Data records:
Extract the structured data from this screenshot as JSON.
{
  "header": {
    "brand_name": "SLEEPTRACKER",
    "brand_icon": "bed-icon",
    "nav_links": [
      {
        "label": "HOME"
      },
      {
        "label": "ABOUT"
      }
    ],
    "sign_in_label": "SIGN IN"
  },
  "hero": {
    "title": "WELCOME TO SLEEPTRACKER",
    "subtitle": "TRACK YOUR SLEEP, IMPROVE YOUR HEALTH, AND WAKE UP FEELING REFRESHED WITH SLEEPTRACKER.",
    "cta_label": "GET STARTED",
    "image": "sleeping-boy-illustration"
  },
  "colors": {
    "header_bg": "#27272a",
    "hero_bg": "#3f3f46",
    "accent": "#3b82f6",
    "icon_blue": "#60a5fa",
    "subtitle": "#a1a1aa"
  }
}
---
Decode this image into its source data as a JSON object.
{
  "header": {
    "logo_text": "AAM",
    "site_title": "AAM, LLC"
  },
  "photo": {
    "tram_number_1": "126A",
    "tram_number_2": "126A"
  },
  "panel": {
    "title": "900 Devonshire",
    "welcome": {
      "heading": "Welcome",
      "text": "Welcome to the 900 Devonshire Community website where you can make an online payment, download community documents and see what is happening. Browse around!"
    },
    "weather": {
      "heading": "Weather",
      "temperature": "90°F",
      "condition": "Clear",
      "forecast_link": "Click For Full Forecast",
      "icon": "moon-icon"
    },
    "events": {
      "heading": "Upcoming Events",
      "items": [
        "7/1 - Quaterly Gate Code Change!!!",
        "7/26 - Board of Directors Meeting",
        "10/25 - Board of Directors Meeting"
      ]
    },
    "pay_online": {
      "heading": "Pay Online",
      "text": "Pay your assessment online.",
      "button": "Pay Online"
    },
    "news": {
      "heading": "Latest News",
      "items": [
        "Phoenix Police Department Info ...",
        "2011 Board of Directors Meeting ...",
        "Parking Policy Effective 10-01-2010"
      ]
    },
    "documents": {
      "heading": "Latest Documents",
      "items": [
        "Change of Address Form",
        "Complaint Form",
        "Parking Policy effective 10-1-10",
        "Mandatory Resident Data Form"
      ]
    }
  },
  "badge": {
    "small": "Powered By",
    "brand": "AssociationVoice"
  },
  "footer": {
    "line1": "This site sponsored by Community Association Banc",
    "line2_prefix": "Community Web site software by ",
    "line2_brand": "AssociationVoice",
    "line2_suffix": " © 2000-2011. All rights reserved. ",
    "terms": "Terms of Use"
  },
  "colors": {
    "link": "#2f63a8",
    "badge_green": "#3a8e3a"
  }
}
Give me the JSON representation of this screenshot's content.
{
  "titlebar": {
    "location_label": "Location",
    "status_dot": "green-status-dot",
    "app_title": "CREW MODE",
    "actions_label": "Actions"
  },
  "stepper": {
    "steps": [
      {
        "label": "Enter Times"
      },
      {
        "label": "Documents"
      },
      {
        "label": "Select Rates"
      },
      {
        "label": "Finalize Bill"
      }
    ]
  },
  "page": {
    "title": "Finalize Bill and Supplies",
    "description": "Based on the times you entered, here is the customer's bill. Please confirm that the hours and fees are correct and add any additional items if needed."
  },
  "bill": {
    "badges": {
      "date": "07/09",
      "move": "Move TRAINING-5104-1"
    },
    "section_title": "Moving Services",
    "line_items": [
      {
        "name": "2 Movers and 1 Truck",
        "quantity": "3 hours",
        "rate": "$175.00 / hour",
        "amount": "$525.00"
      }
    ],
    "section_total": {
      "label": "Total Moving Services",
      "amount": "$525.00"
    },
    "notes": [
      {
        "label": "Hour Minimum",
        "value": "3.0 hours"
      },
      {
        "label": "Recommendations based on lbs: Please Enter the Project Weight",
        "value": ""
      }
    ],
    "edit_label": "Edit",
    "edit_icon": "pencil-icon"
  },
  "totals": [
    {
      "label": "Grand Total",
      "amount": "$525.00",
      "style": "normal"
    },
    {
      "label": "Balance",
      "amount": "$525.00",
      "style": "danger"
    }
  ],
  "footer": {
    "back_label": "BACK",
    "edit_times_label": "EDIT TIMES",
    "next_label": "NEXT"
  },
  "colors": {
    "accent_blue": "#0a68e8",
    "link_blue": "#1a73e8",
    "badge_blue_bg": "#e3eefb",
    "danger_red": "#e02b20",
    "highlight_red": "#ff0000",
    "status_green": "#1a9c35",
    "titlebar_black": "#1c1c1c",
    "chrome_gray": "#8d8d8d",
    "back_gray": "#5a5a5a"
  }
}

▶ WHAT YOU HAVE TO DO
Copy all the lines above that hold the string "screenshot".

▶ EXERCISE RESULT
Extract the structured data from this screenshot as JSON.
Give me the JSON representation of this screenshot's content.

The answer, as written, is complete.